## Exercise description
In the part that opens with the line containing "data-label: 48.0% — [926, 374, 971, 391]" and closes with the line containing "data-label: 34.0% — [420, 161, 465, 178]", change every "x-tick-label" to "category-label" and write out only those lines, leaving everything else in them unchanged.

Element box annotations

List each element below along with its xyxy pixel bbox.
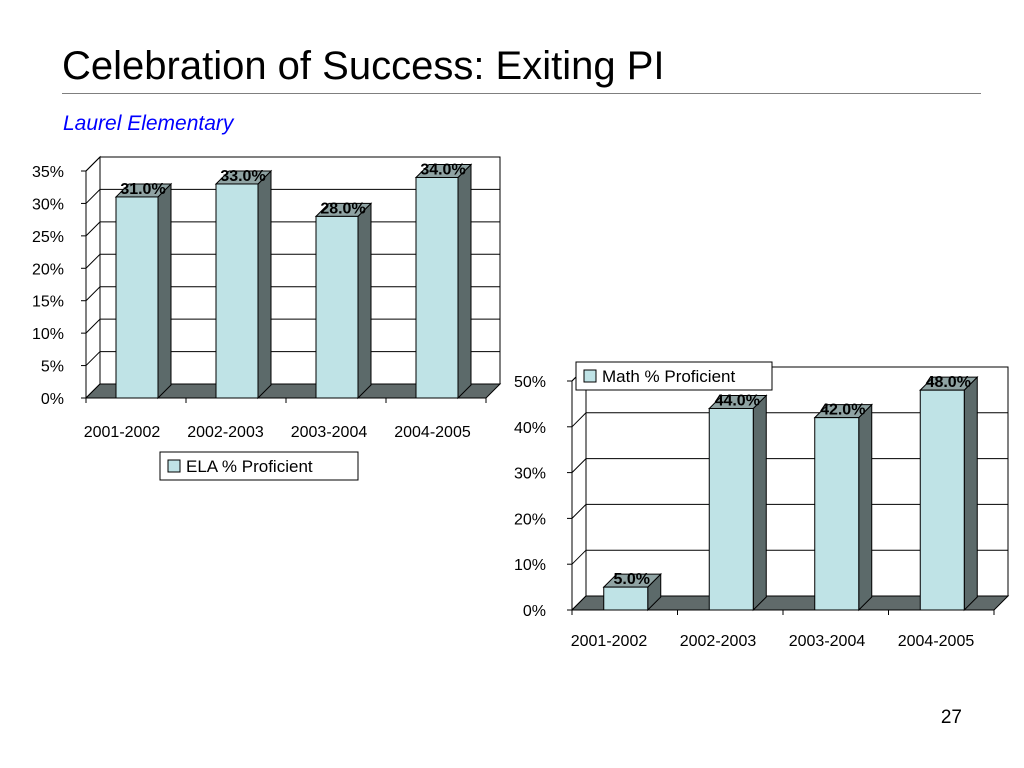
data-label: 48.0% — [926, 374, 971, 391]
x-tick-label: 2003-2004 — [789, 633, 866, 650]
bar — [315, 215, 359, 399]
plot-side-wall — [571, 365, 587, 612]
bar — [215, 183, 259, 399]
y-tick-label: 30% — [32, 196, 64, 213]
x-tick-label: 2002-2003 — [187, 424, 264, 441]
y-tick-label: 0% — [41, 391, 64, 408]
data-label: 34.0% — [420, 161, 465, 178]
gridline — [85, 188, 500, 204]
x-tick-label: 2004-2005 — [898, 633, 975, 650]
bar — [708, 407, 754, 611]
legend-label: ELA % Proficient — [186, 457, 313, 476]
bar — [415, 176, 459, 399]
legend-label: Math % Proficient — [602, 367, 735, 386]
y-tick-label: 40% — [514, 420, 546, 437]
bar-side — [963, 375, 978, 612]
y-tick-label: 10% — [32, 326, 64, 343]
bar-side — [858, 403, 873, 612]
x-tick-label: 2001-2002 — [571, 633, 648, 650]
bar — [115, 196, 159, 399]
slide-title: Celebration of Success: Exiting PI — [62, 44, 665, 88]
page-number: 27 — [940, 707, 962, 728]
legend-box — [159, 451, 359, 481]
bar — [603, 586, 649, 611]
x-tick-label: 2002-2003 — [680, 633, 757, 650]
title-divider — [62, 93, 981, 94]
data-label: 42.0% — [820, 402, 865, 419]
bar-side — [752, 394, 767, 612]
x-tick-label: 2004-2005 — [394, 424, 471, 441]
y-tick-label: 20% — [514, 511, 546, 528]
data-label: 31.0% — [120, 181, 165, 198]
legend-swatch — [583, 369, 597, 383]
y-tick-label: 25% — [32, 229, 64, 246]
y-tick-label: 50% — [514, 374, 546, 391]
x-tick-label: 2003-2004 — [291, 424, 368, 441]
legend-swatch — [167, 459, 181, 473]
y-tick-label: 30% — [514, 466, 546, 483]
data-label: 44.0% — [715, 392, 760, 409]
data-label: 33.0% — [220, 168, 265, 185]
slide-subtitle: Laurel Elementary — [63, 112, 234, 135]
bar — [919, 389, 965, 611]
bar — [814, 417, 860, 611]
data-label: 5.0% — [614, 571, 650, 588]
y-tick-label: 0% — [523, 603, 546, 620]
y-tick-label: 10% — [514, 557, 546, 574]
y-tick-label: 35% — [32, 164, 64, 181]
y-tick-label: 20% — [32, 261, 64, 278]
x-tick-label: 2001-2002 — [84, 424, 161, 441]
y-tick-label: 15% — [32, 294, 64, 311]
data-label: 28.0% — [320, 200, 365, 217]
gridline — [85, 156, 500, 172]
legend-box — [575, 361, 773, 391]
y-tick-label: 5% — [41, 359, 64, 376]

## Output below
data-label: 48.0% — [926, 374, 971, 391]
category-label: 2003-2004 — [789, 633, 866, 650]
bar — [315, 215, 359, 399]
plot-side-wall — [571, 365, 587, 612]
bar — [215, 183, 259, 399]
y-tick-label: 30% — [32, 196, 64, 213]
category-label: 2002-2003 — [187, 424, 264, 441]
y-tick-label: 0% — [41, 391, 64, 408]
data-label: 34.0% — [420, 161, 465, 178]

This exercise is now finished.